Given request.
Restate the material word for word and leave out anything that is a picture.

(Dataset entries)
━━━━━━
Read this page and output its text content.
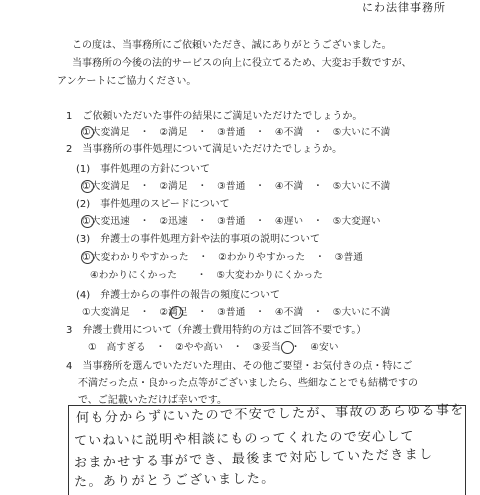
にわ法律事務所
この度は、当事務所にご依頼いただき、誠にありがとうございました。
当事務所の今後の法的サービスの向上に役立てるため、大変お手数ですが、
アンケートにご協力ください。
1　ご依頼いただいた事件の結果にご満足いただけたでしょうか。
①大変満足　・　②満足　・　③普通　・　④不満　・　⑤大いに不満
2　当事務所の事件処理について満足いただけたでしょうか。
(1)　事件処理の方針について
①大変満足　・　②満足　・　③普通　・　④不満　・　⑤大いに不満
(2)　事件処理のスピードについて
①大変迅速　・　②迅速　・　③普通　・　④遅い　・　⑤大変遅い
(3)　弁護士の事件処理方針や法的事項の説明について
①大変わかりやすかった　・　②わかりやすかった　・　③普通
④わかりにくかった　　・　⑤大変わかりにくかった
(4)　弁護士からの事件の報告の頻度について
①大変満足　・　②満足　・　③普通　・　④不満　・　⑤大いに不満
3　弁護士費用について（弁護士費用特約の方はご回答不要です。）
①　高すぎる　・　②やや高い　・　③妥当　・　④安い
4　当事務所を選んでいただいた理由、その他ご要望・お気付きの点・特にご
不満だった点・良かった点等がございましたら、些細なことでも結構ですの
で、ご記載いただけば幸いです。
何も分からずにいたので不安でしたが、事故のあらゆる事を
ていねいに説明や相談にものってくれたので安心して
おまかせする事ができ、最後まで対応していただきまし
た。ありがとうございました。
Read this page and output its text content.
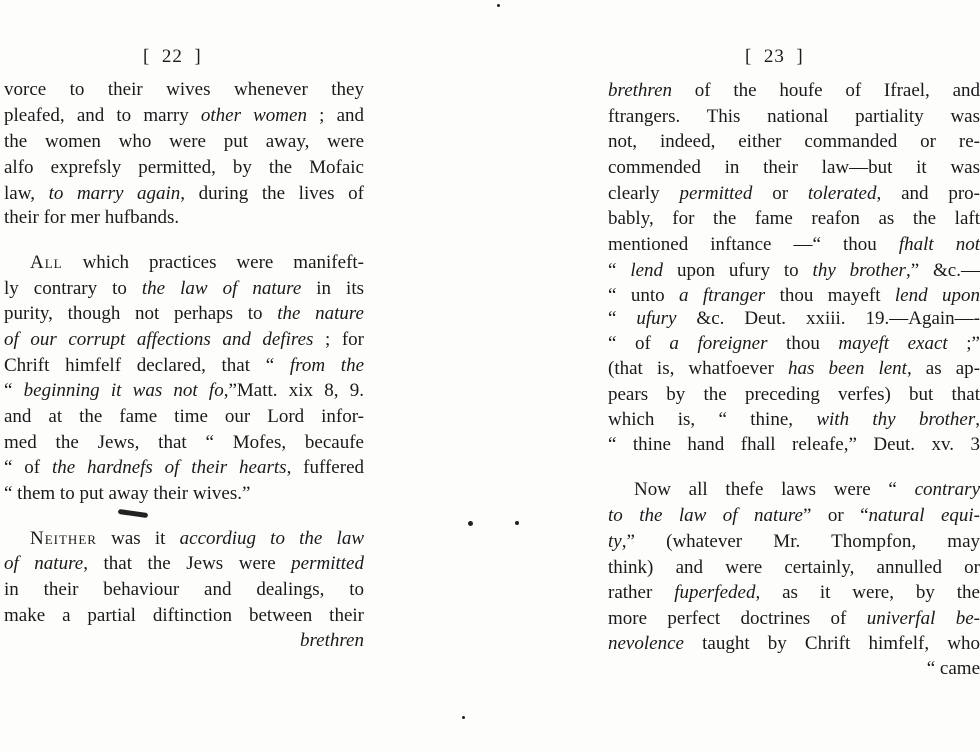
[  22  ]
vorce to their wives whenever they
pleafed, and to marry other women ; and
the women who were put away, were
alfo exprefsly permitted, by the Mofaic
law, to marry again, during the lives of
their for mer hufbands.
All which practices were manifeft-
ly contrary to the law of nature in its
purity, though not perhaps to the nature
of our corrupt affections and defires ; for
Chrift himfelf declared, that “ from the
“ beginning it was not fo,”Matt. xix 8, 9.
and at the fame time our Lord infor-
med the Jews, that “ Mofes, becaufe
“ of the hardnefs of their hearts, fuffered
“ them to put away their wives.”
Neither was it accordiug to the law
of nature, that the Jews were permitted
in their behaviour and dealings, to
make a partial diftinction between their
brethren
[  23  ]
brethren of the houfe of Ifrael, and
ftrangers. This national partiality was
not, indeed, either commanded or re-
commended in their law—but it was
clearly permitted or tolerated, and pro-
bably, for the fame reafon as the laft
mentioned inftance —“ thou fhalt not
“ lend upon ufury to thy brother,” &c.—
“ unto a ftranger thou mayeft lend upon
“ ufury &c. Deut. xxiii. 19.—Again—-
“ of a foreigner thou mayeft exact ;”
(that is, whatfoever has been lent, as ap-
pears by the preceding verfes) but that
which is, “ thine, with thy brother,
“ thine hand fhall releafe,” Deut. xv. 3
Now all thefe laws were “ contrary
to the law of nature” or “natural equi-
ty,” (whatever Mr. Thompfon, may
think) and were certainly, annulled or
rather fuperfeded, as it were, by the
more perfect doctrines of univerfal be-
nevolence taught by Chrift himfelf, who
“ came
━━━━━━
Answer to this problem.
Read this page and output its text content.
にわ法律事務所
この度は、当事務所にご依頼いただき、誠にありがとうございました。
当事務所の今後の法的サービスの向上に役立てるため、大変お手数ですが、
アンケートにご協力ください。
1　ご依頼いただいた事件の結果にご満足いただけたでしょうか。
①大変満足　・　②満足　・　③普通　・　④不満　・　⑤大いに不満
2　当事務所の事件処理について満足いただけたでしょうか。
(1)　事件処理の方針について
①大変満足　・　②満足　・　③普通　・　④不満　・　⑤大いに不満
(2)　事件処理のスピードについて
①大変迅速　・　②迅速　・　③普通　・　④遅い　・　⑤大変遅い
(3)　弁護士の事件処理方針や法的事項の説明について
①大変わかりやすかった　・　②わかりやすかった　・　③普通
④わかりにくかった　　・　⑤大変わかりにくかった
(4)　弁護士からの事件の報告の頻度について
①大変満足　・　②満足　・　③普通　・　④不満　・　⑤大いに不満
3　弁護士費用について（弁護士費用特約の方はご回答不要です。）
①　高すぎる　・　②やや高い　・　③妥当　・　④安い
4　当事務所を選んでいただいた理由、その他ご要望・お気付きの点・特にご
不満だった点・良かった点等がございましたら、些細なことでも結構ですの
で、ご記載いただけば幸いです。
何も分からずにいたので不安でしたが、事故のあらゆる事を
ていねいに説明や相談にものってくれたので安心して
おまかせする事ができ、最後まで対応していただきまし
た。ありがとうございました。
Read this page and output its text content.
[  22  ]
vorce to their wives whenever they
pleafed, and to marry other women ; and
the women who were put away, were
alfo exprefsly permitted, by the Mofaic
law, to marry again, during the lives of
their for mer hufbands.
All which practices were manifeft-
ly contrary to the law of nature in its
purity, though not perhaps to the nature
of our corrupt affections and defires ; for
Chrift himfelf declared, that “ from the
“ beginning it was not fo,”Matt. xix 8, 9.
and at the fame time our Lord infor-
med the Jews, that “ Mofes, becaufe
“ of the hardnefs of their hearts, fuffered
“ them to put away their wives.”
Neither was it accordiug to the law
of nature, that the Jews were permitted
in their behaviour and dealings, to
make a partial diftinction between their
brethren
[  23  ]
brethren of the houfe of Ifrael, and
ftrangers. This national partiality was
not, indeed, either commanded or re-
commended in their law—but it was
clearly permitted or tolerated, and pro-
bably, for the fame reafon as the laft
mentioned inftance —“ thou fhalt not
“ lend upon ufury to thy brother,” &c.—
“ unto a ftranger thou mayeft lend upon
“ ufury &c. Deut. xxiii. 19.—Again—-
“ of a foreigner thou mayeft exact ;”
(that is, whatfoever has been lent, as ap-
pears by the preceding verfes) but that
which is, “ thine, with thy brother,
“ thine hand fhall releafe,” Deut. xv. 3
Now all thefe laws were “ contrary
to the law of nature” or “natural equi-
ty,” (whatever Mr. Thompfon, may
think) and were certainly, annulled or
rather fuperfeded, as it were, by the
more perfect doctrines of univerfal be-
nevolence taught by Chrift himfelf, who
“ came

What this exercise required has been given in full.